> [Requirements]:
Every line with the word "Section" in it should be extracted from the data that follows.

> [Available records]:
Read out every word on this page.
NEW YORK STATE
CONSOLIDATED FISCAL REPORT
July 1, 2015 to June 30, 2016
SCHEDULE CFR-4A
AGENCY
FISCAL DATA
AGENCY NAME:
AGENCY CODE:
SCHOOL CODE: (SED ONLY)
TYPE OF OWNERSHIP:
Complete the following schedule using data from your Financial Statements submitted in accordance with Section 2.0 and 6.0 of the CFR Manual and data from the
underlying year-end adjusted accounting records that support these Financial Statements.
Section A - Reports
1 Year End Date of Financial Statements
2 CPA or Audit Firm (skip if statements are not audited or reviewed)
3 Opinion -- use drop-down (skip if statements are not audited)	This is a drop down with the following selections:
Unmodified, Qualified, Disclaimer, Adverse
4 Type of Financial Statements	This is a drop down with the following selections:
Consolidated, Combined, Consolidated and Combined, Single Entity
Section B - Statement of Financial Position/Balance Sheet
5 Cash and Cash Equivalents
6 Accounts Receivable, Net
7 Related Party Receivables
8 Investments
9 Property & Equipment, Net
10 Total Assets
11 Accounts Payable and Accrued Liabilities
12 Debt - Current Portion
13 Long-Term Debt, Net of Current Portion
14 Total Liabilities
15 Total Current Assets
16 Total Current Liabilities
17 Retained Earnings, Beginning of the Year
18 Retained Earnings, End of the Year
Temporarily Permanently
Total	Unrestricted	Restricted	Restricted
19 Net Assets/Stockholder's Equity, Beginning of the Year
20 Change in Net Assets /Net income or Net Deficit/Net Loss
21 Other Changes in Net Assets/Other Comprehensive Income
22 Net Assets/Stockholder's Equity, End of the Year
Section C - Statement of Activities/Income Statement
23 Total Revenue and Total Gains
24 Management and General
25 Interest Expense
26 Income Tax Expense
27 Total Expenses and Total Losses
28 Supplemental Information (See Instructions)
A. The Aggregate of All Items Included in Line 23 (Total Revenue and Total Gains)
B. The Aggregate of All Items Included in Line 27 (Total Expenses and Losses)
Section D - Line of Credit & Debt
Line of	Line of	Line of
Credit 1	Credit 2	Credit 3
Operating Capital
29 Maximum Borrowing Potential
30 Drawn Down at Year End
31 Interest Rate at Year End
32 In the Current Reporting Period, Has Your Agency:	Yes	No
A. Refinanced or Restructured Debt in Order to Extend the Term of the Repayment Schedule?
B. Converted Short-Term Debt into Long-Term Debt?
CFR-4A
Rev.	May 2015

> [Task response]:
Complete the following schedule using data from your Financial Statements submitted in accordance with Section 2.0 and 6.0 of the CFR Manual and data from the
Section A - Reports
Section B - Statement of Financial Position/Balance Sheet
Section C - Statement of Activities/Income Statement
Section D - Line of Credit & Debt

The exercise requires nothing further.